- **What you will do**: Check every line below for the word "других" and copy the ones that have it.

- **Input records**:
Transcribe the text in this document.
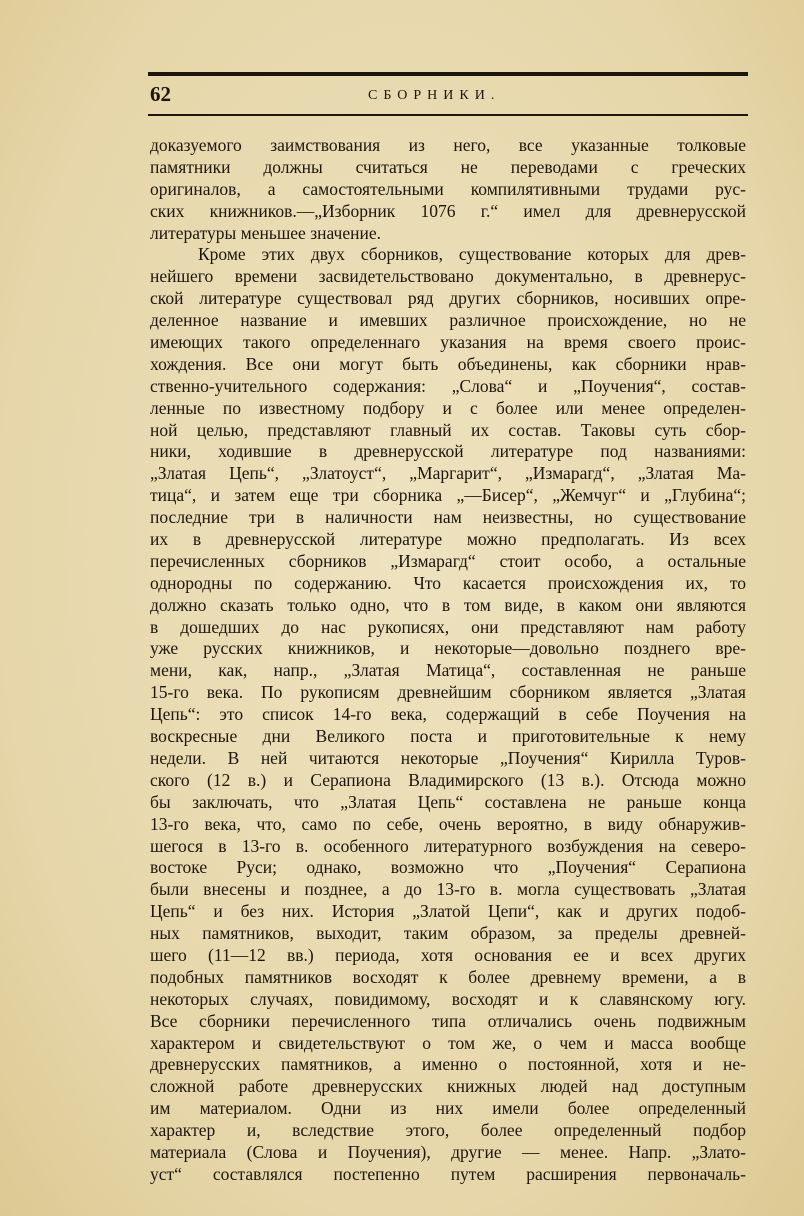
62	СБОРНИКИ.
доказуемого заимствования из него, все указанные толковые
памятники должны считаться не переводами с греческих
оригиналов, а самостоятельными компилятивными трудами рус-
ских книжников.—„Изборник 1076 г.“ имел для древнерусской
литературы меньшее значение.
Кроме этих двух сборников, существование которых для древ-
нейшего времени засвидетельствовано документально, в древнерус-
ской литературе существовал ряд других сборников, носивших опре-
деленное название и имевших различное происхождение, но не
имеющих такого определеннаго указания на время своего проис-
хождения. Все они могут быть объединены, как сборники нрав-
ственно-учительного содержания: „Слова“ и „Поучения“, состав-
ленные по известному подбору и с более или менее определен-
ной целью, представляют главный их состав. Таковы суть сбор-
ники, ходившие в древнерусской литературе под названиями:
„Златая Цепь“, „Златоуст“, „Маргарит“, „Измарагд“, „Златая Ма-
тица“, и затем еще три сборника „—Бисер“, „Жемчуг“ и „Глубина“;
последние три в наличности нам неизвестны, но существование
их в древнерусской литературе можно предполагать. Из всех
перечисленных сборников „Измарагд“ стоит особо, а остальные
однородны по содержанию. Что касается происхождения их, то
должно сказать только одно, что в том виде, в каком они являются
в дошедших до нас рукописях, они представляют нам работу
уже русских книжников, и некоторые—довольно позднего вре-
мени, как, напр., „Златая Матица“, составленная не раньше
15-го века. По рукописям древнейшим сборником является „Златая
Цепь“: это список 14-го века, содержащий в себе Поучения на
воскресные дни Великого поста и приготовительные к нему
недели. В ней читаются некоторые „Поучения“ Кирилла Туров-
ского (12 в.) и Серапиона Владимирского (13 в.). Отсюда можно
бы заключать, что „Златая Цепь“ составлена не раньше конца
13-го века, что, само по себе, очень вероятно, в виду обнаружив-
шегося в 13-го в. особенного литературного возбуждения на северо-
востоке Руси; однако, возможно что „Поучения“ Серапиона
были внесены и позднее, а до 13-го в. могла существовать „Златая
Цепь“ и без них. История „Златой Цепи“, как и других подоб-
ных памятников, выходит, таким образом, за пределы древней-
шего (11—12 вв.) периода, хотя основания ее и всех других
подобных памятников восходят к более древнему времени, а в
некоторых случаях, повидимому, восходят и к славянскому югу.
Все сборники перечисленного типа отличались очень подвижным
характером и свидетельствуют о том же, о чем и масса вообще
древнерусских памятников, а именно о постоянной, хотя и не-
сложной работе древнерусских книжных людей над доступным
им материалом. Одни из них имели более определенный
характер и, вследствие этого, более определенный подбор
материала (Слова и Поучения), другие — менее. Напр. „Злато-
уст“ составлялся постепенно путем расширения первоначаль-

- **Result for this task**:
ской литературе существовал ряд других сборников, носивших опре-
Цепь“ и без них. История „Златой Цепи“, как и других подоб-
шего (11—12 вв.) периода, хотя основания ее и всех других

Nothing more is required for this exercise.